* WORK TO DO *
Omit every picture and return the rest of the data unaltered.

* SUPPLIED MATERIAL *
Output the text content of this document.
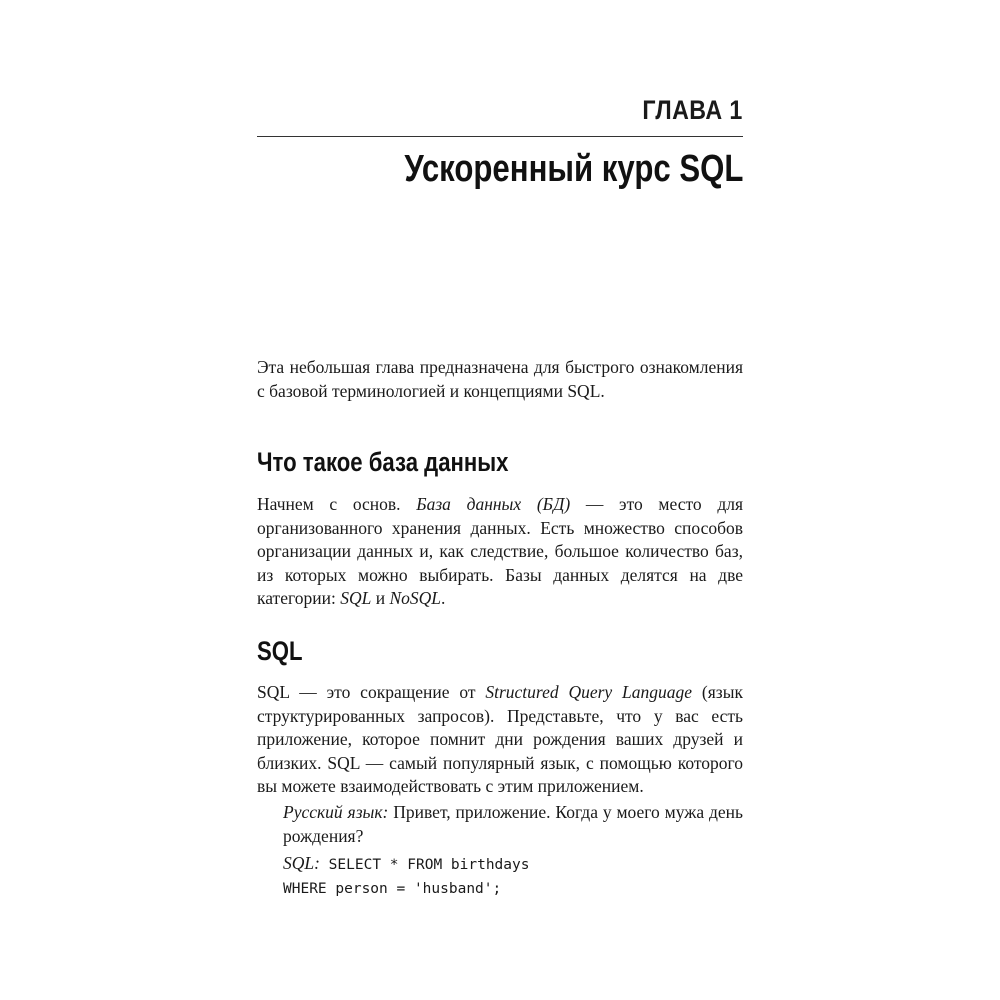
ГЛАВА 1
Ускоренный курс SQL

Эта небольшая глава предназначена для быстрого ознакомления с базовой терминологией и концепциями SQL.

Что такое база данных

Начнем с основ. База данных (БД) — это место для организованного хранения данных. Есть множество способов организации данных и, как следствие, большое количество баз, из которых можно выбирать. Базы данных делятся на две категории: SQL и NoSQL.

SQL

SQL — это сокращение от Structured Query Language (язык структурированных запросов). Представьте, что у вас есть приложение, которое помнит дни рождения ваших друзей и близких. SQL — самый популярный язык, с помощью которого вы можете взаимодействовать с этим приложением.

Русский язык: Привет, приложение. Когда у моего мужа день рождения?

SQL: SELECT * FROM birthdays
WHERE person = 'husband';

* FINAL RESULT *
Output the text content of this document.
ГЛАВА 1
Ускоренный курс SQL

Эта небольшая глава предназначена для быстрого ознакомления с базовой терминологией и концепциями SQL.

Что такое база данных

Начнем с основ. База данных (БД) — это место для организованного хранения данных. Есть множество способов организации данных и, как следствие, большое количество баз, из которых можно выбирать. Базы данных делятся на две категории: SQL и NoSQL.

SQL

SQL — это сокращение от Structured Query Language (язык структурированных запросов). Представьте, что у вас есть приложение, которое помнит дни рождения ваших друзей и близких. SQL — самый популярный язык, с помощью которого вы можете взаимодействовать с этим приложением.

Русский язык: Привет, приложение. Когда у моего мужа день рождения?

SQL: SELECT * FROM birthdays
WHERE person = 'husband';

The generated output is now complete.